- Task
Extract every record, keeping each one exactly as it is.

** Start of Data supplied **

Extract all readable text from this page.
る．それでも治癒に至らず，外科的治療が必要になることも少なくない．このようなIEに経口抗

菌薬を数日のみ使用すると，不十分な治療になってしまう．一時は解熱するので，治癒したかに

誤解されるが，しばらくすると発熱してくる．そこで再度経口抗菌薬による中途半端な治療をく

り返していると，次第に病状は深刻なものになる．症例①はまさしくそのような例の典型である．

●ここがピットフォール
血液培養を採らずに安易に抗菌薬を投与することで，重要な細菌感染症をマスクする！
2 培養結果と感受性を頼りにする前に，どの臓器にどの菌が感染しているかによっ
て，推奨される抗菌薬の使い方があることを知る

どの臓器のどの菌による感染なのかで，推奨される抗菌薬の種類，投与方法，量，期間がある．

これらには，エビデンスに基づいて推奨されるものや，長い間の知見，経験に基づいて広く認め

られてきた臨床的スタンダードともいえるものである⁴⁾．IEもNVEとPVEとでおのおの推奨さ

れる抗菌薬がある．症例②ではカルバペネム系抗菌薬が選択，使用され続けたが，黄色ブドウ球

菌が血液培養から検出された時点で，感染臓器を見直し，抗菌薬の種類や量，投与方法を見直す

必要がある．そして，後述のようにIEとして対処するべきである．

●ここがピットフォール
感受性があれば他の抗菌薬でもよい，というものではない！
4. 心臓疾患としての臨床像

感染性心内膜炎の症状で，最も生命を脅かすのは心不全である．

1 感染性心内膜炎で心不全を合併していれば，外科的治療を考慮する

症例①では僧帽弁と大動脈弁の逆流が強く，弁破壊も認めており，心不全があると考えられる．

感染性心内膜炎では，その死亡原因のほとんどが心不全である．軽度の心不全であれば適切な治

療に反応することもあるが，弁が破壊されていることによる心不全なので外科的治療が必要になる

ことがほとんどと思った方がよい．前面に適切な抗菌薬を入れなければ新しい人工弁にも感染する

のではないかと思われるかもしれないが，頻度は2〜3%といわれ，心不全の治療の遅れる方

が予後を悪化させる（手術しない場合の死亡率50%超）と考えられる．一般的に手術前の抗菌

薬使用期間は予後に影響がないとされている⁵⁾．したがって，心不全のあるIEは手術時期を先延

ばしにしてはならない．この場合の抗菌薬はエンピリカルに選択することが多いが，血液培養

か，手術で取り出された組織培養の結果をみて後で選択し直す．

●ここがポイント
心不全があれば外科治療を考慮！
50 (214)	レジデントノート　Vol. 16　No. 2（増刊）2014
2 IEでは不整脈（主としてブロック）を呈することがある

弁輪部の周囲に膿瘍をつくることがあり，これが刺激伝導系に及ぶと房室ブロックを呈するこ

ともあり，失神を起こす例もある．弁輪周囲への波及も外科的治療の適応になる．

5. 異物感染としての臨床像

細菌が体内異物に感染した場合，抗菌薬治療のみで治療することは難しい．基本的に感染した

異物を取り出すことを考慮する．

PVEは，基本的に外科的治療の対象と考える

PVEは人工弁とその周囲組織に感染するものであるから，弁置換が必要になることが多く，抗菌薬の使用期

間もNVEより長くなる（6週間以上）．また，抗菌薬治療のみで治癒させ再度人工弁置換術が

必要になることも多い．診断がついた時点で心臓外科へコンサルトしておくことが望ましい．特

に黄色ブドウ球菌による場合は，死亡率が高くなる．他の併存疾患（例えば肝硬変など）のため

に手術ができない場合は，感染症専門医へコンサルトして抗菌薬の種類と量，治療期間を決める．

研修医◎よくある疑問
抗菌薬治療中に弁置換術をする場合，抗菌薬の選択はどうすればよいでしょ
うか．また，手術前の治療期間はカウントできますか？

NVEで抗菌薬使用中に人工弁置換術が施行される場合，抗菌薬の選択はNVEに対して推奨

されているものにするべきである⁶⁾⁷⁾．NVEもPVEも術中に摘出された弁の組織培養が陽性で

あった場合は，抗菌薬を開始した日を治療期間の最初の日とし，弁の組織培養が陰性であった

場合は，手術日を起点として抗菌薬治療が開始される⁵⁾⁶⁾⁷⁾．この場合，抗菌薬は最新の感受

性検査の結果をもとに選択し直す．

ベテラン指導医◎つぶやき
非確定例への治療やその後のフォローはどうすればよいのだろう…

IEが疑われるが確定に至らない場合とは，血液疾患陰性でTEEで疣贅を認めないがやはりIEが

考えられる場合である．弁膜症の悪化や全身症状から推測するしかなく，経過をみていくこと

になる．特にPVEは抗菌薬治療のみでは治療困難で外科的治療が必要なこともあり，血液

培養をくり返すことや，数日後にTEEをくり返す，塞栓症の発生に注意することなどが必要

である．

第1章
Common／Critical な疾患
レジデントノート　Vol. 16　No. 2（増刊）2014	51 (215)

** End of Data supplied **

- Task output
Extract all readable text from this page.
る．それでも治癒に至らず，外科的治療が必要になることも少なくない．このようなIEに経口抗

菌薬を数日のみ使用すると，不十分な治療になってしまう．一時は解熱するので，治癒したかに

誤解されるが，しばらくすると発熱してくる．そこで再度経口抗菌薬による中途半端な治療をく

り返していると，次第に病状は深刻なものになる．症例①はまさしくそのような例の典型である．

●ここがピットフォール
血液培養を採らずに安易に抗菌薬を投与することで，重要な細菌感染症をマスクする！
2 培養結果と感受性を頼りにする前に，どの臓器にどの菌が感染しているかによっ
て，推奨される抗菌薬の使い方があることを知る

どの臓器のどの菌による感染なのかで，推奨される抗菌薬の種類，投与方法，量，期間がある．

これらには，エビデンスに基づいて推奨されるものや，長い間の知見，経験に基づいて広く認め

られてきた臨床的スタンダードともいえるものである⁴⁾．IEもNVEとPVEとでおのおの推奨さ

れる抗菌薬がある．症例②ではカルバペネム系抗菌薬が選択，使用され続けたが，黄色ブドウ球

菌が血液培養から検出された時点で，感染臓器を見直し，抗菌薬の種類や量，投与方法を見直す

必要がある．そして，後述のようにIEとして対処するべきである．

●ここがピットフォール
感受性があれば他の抗菌薬でもよい，というものではない！
4. 心臓疾患としての臨床像

感染性心内膜炎の症状で，最も生命を脅かすのは心不全である．

1 感染性心内膜炎で心不全を合併していれば，外科的治療を考慮する

症例①では僧帽弁と大動脈弁の逆流が強く，弁破壊も認めており，心不全があると考えられる．

感染性心内膜炎では，その死亡原因のほとんどが心不全である．軽度の心不全であれば適切な治

療に反応することもあるが，弁が破壊されていることによる心不全なので外科的治療が必要になる

ことがほとんどと思った方がよい．前面に適切な抗菌薬を入れなければ新しい人工弁にも感染する

のではないかと思われるかもしれないが，頻度は2〜3%といわれ，心不全の治療の遅れる方

が予後を悪化させる（手術しない場合の死亡率50%超）と考えられる．一般的に手術前の抗菌

薬使用期間は予後に影響がないとされている⁵⁾．したがって，心不全のあるIEは手術時期を先延

ばしにしてはならない．この場合の抗菌薬はエンピリカルに選択することが多いが，血液培養

か，手術で取り出された組織培養の結果をみて後で選択し直す．

●ここがポイント
心不全があれば外科治療を考慮！
50 (214)	レジデントノート　Vol. 16　No. 2（増刊）2014
2 IEでは不整脈（主としてブロック）を呈することがある

弁輪部の周囲に膿瘍をつくることがあり，これが刺激伝導系に及ぶと房室ブロックを呈するこ

ともあり，失神を起こす例もある．弁輪周囲への波及も外科的治療の適応になる．

5. 異物感染としての臨床像

細菌が体内異物に感染した場合，抗菌薬治療のみで治療することは難しい．基本的に感染した

異物を取り出すことを考慮する．

PVEは，基本的に外科的治療の対象と考える

PVEは人工弁とその周囲組織に感染するものであるから，弁置換が必要になることが多く，抗菌薬の使用期

間もNVEより長くなる（6週間以上）．また，抗菌薬治療のみで治癒させ再度人工弁置換術が

必要になることも多い．診断がついた時点で心臓外科へコンサルトしておくことが望ましい．特

に黄色ブドウ球菌による場合は，死亡率が高くなる．他の併存疾患（例えば肝硬変など）のため

に手術ができない場合は，感染症専門医へコンサルトして抗菌薬の種類と量，治療期間を決める．

研修医◎よくある疑問
抗菌薬治療中に弁置換術をする場合，抗菌薬の選択はどうすればよいでしょ
うか．また，手術前の治療期間はカウントできますか？

NVEで抗菌薬使用中に人工弁置換術が施行される場合，抗菌薬の選択はNVEに対して推奨

されているものにするべきである⁶⁾⁷⁾．NVEもPVEも術中に摘出された弁の組織培養が陽性で

あった場合は，抗菌薬を開始した日を治療期間の最初の日とし，弁の組織培養が陰性であった

場合は，手術日を起点として抗菌薬治療が開始される⁵⁾⁶⁾⁷⁾．この場合，抗菌薬は最新の感受

性検査の結果をもとに選択し直す．

ベテラン指導医◎つぶやき
非確定例への治療やその後のフォローはどうすればよいのだろう…

IEが疑われるが確定に至らない場合とは，血液疾患陰性でTEEで疣贅を認めないがやはりIEが

考えられる場合である．弁膜症の悪化や全身症状から推測するしかなく，経過をみていくこと

になる．特にPVEは抗菌薬治療のみでは治療困難で外科的治療が必要なこともあり，血液

培養をくり返すことや，数日後にTEEをくり返す，塞栓症の発生に注意することなどが必要

である．

第1章
Common／Critical な疾患
レジデントノート　Vol. 16　No. 2（増刊）2014	51 (215)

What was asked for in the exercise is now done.